===== Excerpted records =====

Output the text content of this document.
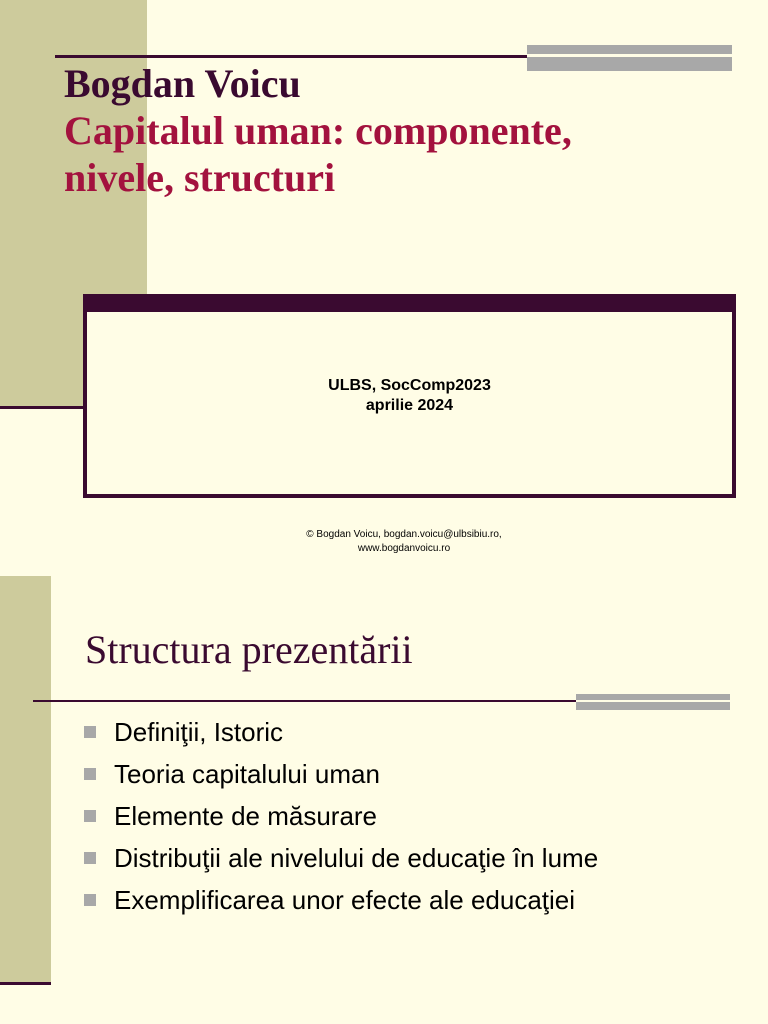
Bogdan Voicu
Capitalul uman: componente,
nivele, structuri
ULBS, SocComp2023
aprilie 2024
© Bogdan Voicu, bogdan.voicu@ulbsibiu.ro,
www.bogdanvoicu.ro
Structura prezentării
Definiţii, Istoric
Teoria capitalului uman
Elemente de măsurare
Distribuţii ale nivelului de educaţie în lume
Exemplificarea unor efecte ale educaţiei
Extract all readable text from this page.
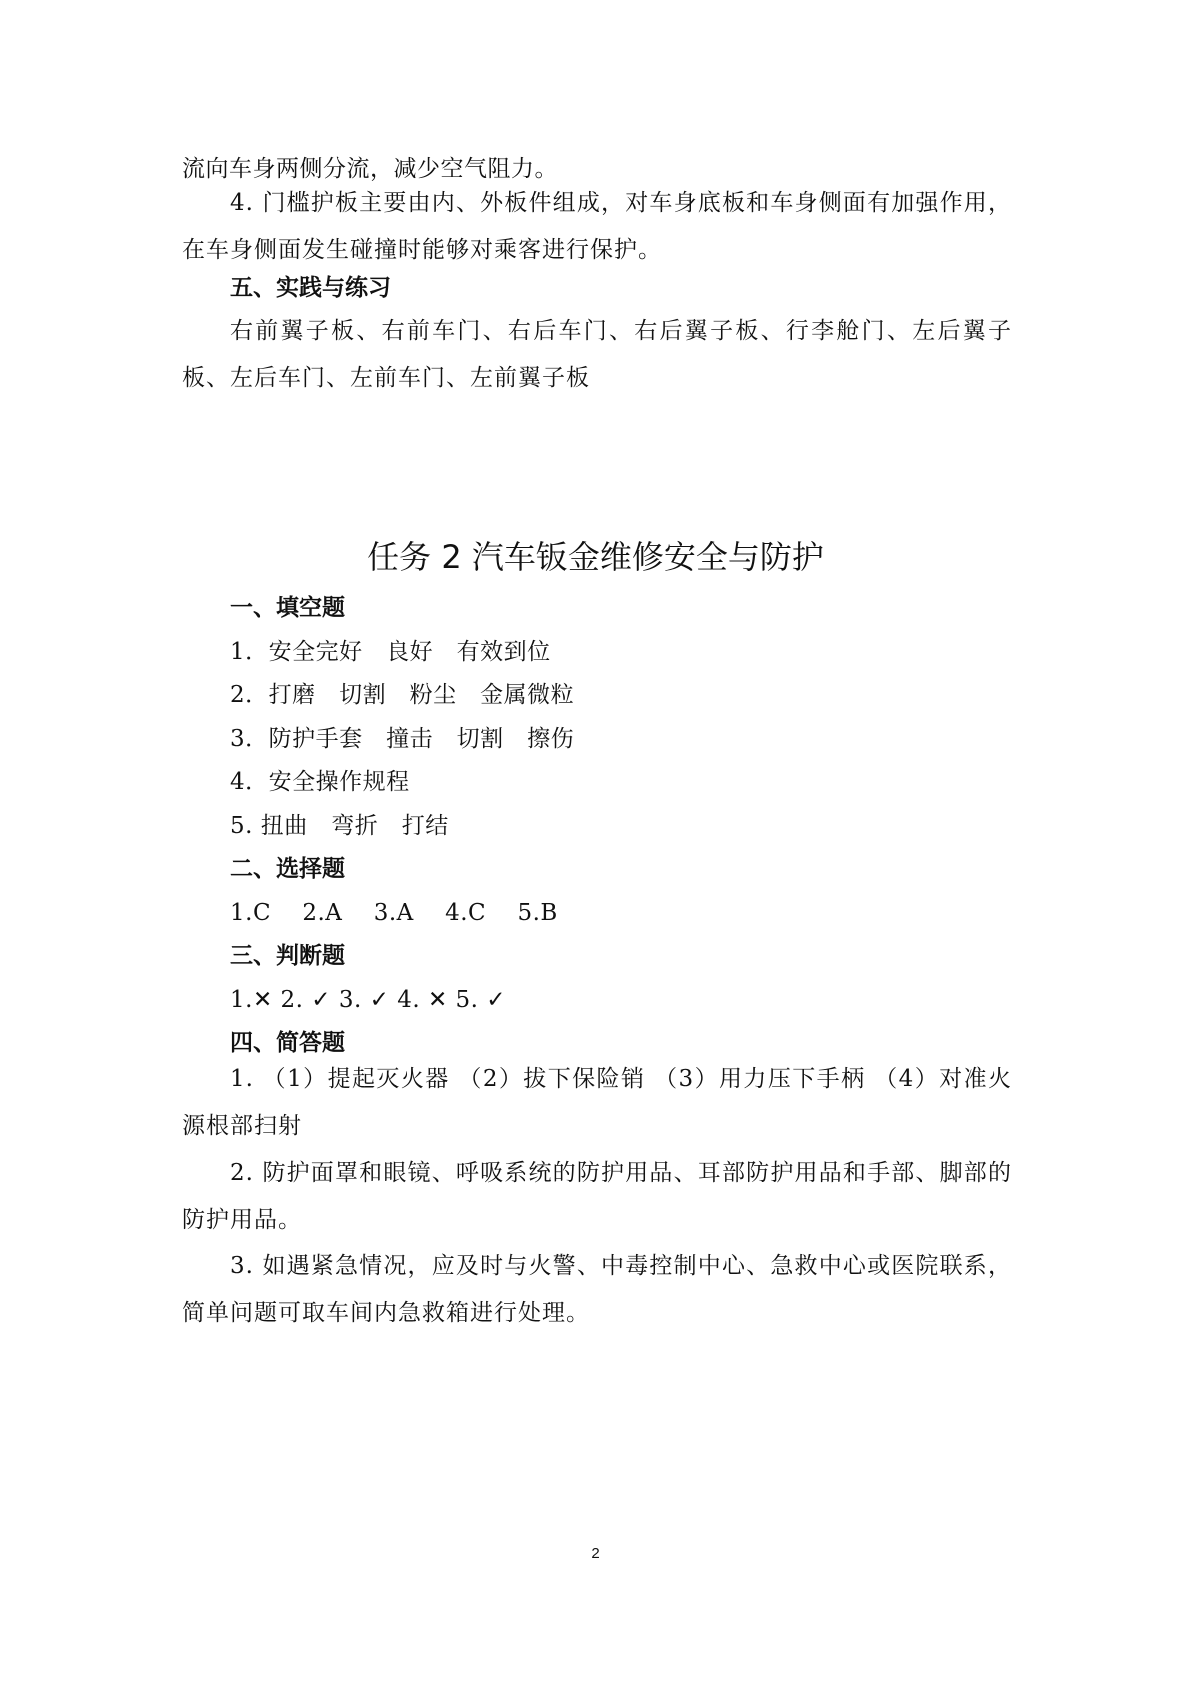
流向车身两侧分流，减少空气阻力。
4. 门槛护板主要由内、外板件组成，对车身底板和车身侧面有加强作用，在车身侧面发生碰撞时能够对乘客进行保护。
五、实践与练习
右前翼子板、右前车门、右后车门、右后翼子板、行李舱门、左后翼子板、左后车门、左前车门、左前翼子板
任务 2 汽车钣金维修安全与防护
一、填空题
1．安全完好　良好　有效到位
2．打磨　切割　粉尘　金属微粒
3．防护手套　撞击　切割　擦伤
4．安全操作规程
5. 扭曲　弯折　打结
二、选择题
1.C　 2.A　 3.A　 4.C　 5.B
三、判断题
1.✕ 2. ✓ 3. ✓ 4. ✕ 5. ✓
四、简答题
1. （1）提起灭火器 （2）拔下保险销 （3）用力压下手柄 （4）对准火源根部扫射
2. 防护面罩和眼镜、呼吸系统的防护用品、耳部防护用品和手部、脚部的防护用品。
3. 如遇紧急情况，应及时与火警、中毒控制中心、急救中心或医院联系，简单问题可取车间内急救箱进行处理。
2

=====

**Task to carry out:**
Your task is an exact transcription of all the data, minus the pictures.

**Task answer:**
Output the text content of this document.
Bogdan Voicu
Capitalul uman: componente,
nivele, structuri
ULBS, SocComp2023
aprilie 2024
© Bogdan Voicu, bogdan.voicu@ulbsibiu.ro,
www.bogdanvoicu.ro
Structura prezentării
Definiţii, Istoric
Teoria capitalului uman
Elemente de măsurare
Distribuţii ale nivelului de educaţie în lume
Exemplificarea unor efecte ale educaţiei
Extract all readable text from this page.
流向车身两侧分流，减少空气阻力。
4. 门槛护板主要由内、外板件组成，对车身底板和车身侧面有加强作用，在车身侧面发生碰撞时能够对乘客进行保护。
五、实践与练习
右前翼子板、右前车门、右后车门、右后翼子板、行李舱门、左后翼子板、左后车门、左前车门、左前翼子板
任务 2 汽车钣金维修安全与防护
一、填空题
1．安全完好　良好　有效到位
2．打磨　切割　粉尘　金属微粒
3．防护手套　撞击　切割　擦伤
4．安全操作规程
5. 扭曲　弯折　打结
二、选择题
1.C　 2.A　 3.A　 4.C　 5.B
三、判断题
1.✕ 2. ✓ 3. ✓ 4. ✕ 5. ✓
四、简答题
1. （1）提起灭火器 （2）拔下保险销 （3）用力压下手柄 （4）对准火源根部扫射
2. 防护面罩和眼镜、呼吸系统的防护用品、耳部防护用品和手部、脚部的防护用品。
3. 如遇紧急情况，应及时与火警、中毒控制中心、急救中心或医院联系，简单问题可取车间内急救箱进行处理。
2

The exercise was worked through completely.